> [EXERCISE DIRECTIONS] Set out every line bearing the string "gases".

+ + + + + + +

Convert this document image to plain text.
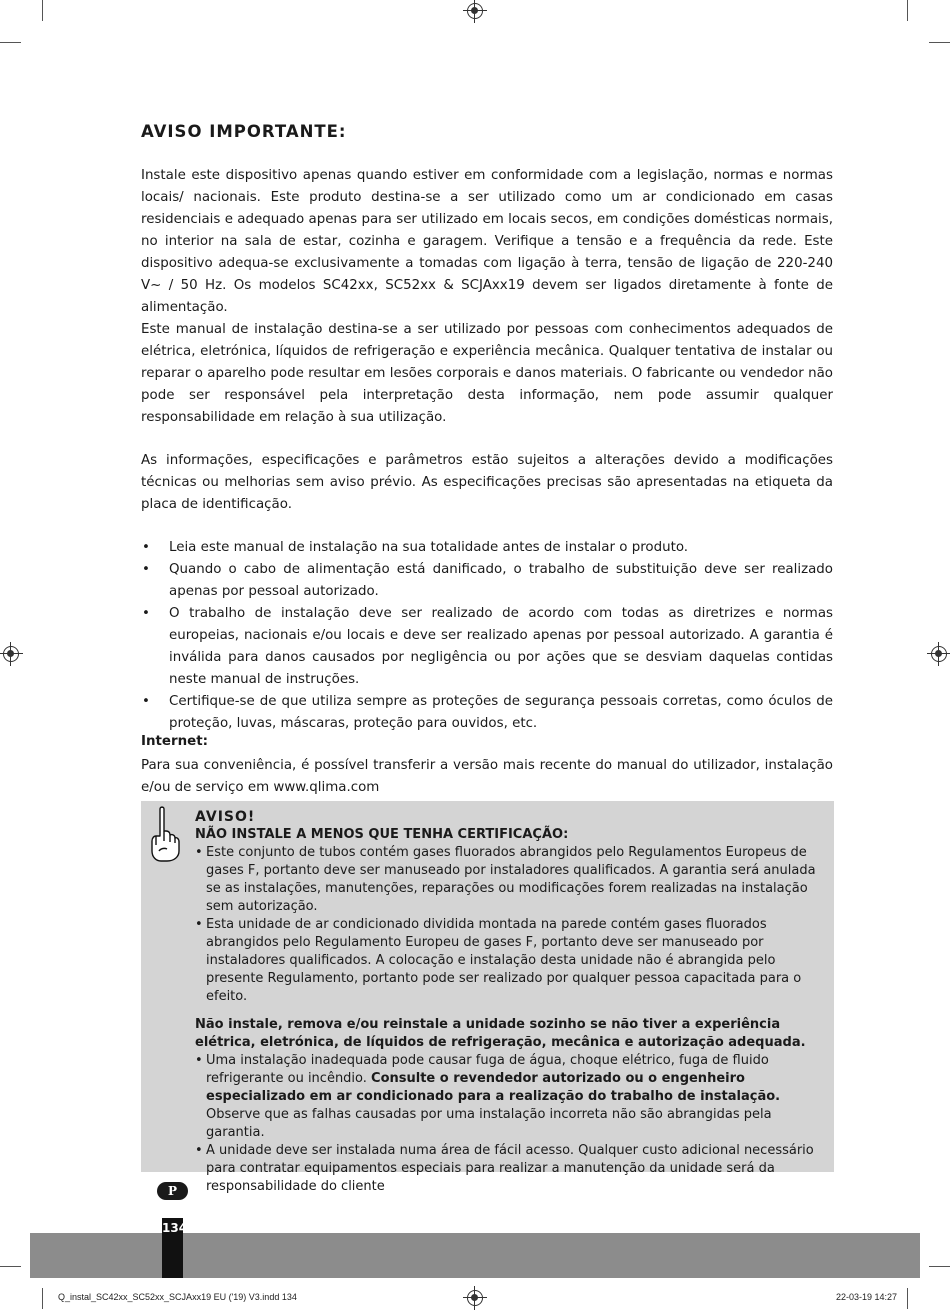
AVISO IMPORTANTE:

Instale este dispositivo apenas quando estiver em conformidade com a legislação, normas e normas locais/ nacionais. Este produto destina-se a ser utilizado como um ar condicionado em casas residenciais e adequado apenas para ser utilizado em locais secos, em condições domésticas normais, no interior na sala de estar, cozinha e garagem. Verifique a tensão e a frequência da rede. Este dispositivo adequa-se exclusivamente a tomadas com ligação à terra, tensão de ligação de 220-240 V~ / 50 Hz. Os modelos SC42xx, SC52xx & SCJAxx19 devem ser ligados diretamente à fonte de alimentação.

Este manual de instalação destina-se a ser utilizado por pessoas com conhecimentos adequados de elétrica, eletrónica, líquidos de refrigeração e experiência mecânica. Qualquer tentativa de instalar ou reparar o aparelho pode resultar em lesões corporais e danos materiais. O fabricante ou vendedor não pode ser responsável pela interpretação desta informação, nem pode assumir qualquer responsabilidade em relação à sua utilização.

As informações, especificações e parâmetros estão sujeitos a alterações devido a modificações técnicas ou melhorias sem aviso prévio. As especificações precisas são apresentadas na etiqueta da placa de identificação.

• Leia este manual de instalação na sua totalidade antes de instalar o produto.
• Quando o cabo de alimentação está danificado, o trabalho de substituição deve ser realizado apenas por pessoal autorizado.
• O trabalho de instalação deve ser realizado de acordo com todas as diretrizes e normas europeias, nacionais e/ou locais e deve ser realizado apenas por pessoal autorizado. A garantia é inválida para danos causados por negligência ou por ações que se desviam daquelas contidas neste manual de instruções.
• Certifique-se de que utiliza sempre as proteções de segurança pessoais corretas, como óculos de proteção, luvas, máscaras, proteção para ouvidos, etc.
Internet:

Para sua conveniência, é possível transferir a versão mais recente do manual do utilizador, instalação e/ou de serviço em www.qlima.com

AVISO!
NÃO INSTALE A MENOS QUE TENHA CERTIFICAÇÃO:
• Este conjunto de tubos contém gases fluorados abrangidos pelo Regulamentos Europeus de gases F, portanto deve ser manuseado por instaladores qualificados. A garantia será anulada se as instalações, manutenções, reparações ou modificações forem realizadas na instalação sem autorização.
• Esta unidade de ar condicionado dividida montada na parede contém gases fluorados abrangidos pelo Regulamento Europeu de gases F, portanto deve ser manuseado por instaladores qualificados. A colocação e instalação desta unidade não é abrangida pelo presente Regulamento, portanto pode ser realizado por qualquer pessoa capacitada para o efeito.
Não instale, remova e/ou reinstale a unidade sozinho se não tiver a experiência elétrica, eletrónica, de líquidos de refrigeração, mecânica e autorização adequada.
• Uma instalação inadequada pode causar fuga de água, choque elétrico, fuga de fluido refrigerante ou incêndio. Consulte o revendedor autorizado ou o engenheiro especializado em ar condicionado para a realização do trabalho de instalação. Observe que as falhas causadas por uma instalação incorreta não são abrangidas pela garantia.
• A unidade deve ser instalada numa área de fácil acesso. Qualquer custo adicional necessário para contratar equipamentos especiais para realizar a manutenção da unidade será da responsabilidade do cliente
P
134
Q_instal_SC42xx_SC52xx_SCJAxx19 EU ('19) V3.indd 134	22-03-19 14:27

+ + + + + + +

> [OUTPUT BELOW]
• Este conjunto de tubos contém gases fluorados abrangidos pelo Regulamentos Europeus de gases F, portanto deve ser manuseado por instaladores qualificados. A garantia será anulada se as instalações, manutenções, reparações ou modificações forem realizadas na instalação sem autorização.
• Esta unidade de ar condicionado dividida montada na parede contém gases fluorados abrangidos pelo Regulamento Europeu de gases F, portanto deve ser manuseado por instaladores qualificados. A colocação e instalação desta unidade não é abrangida pelo presente Regulamento, portanto pode ser realizado por qualquer pessoa capacitada para o efeito.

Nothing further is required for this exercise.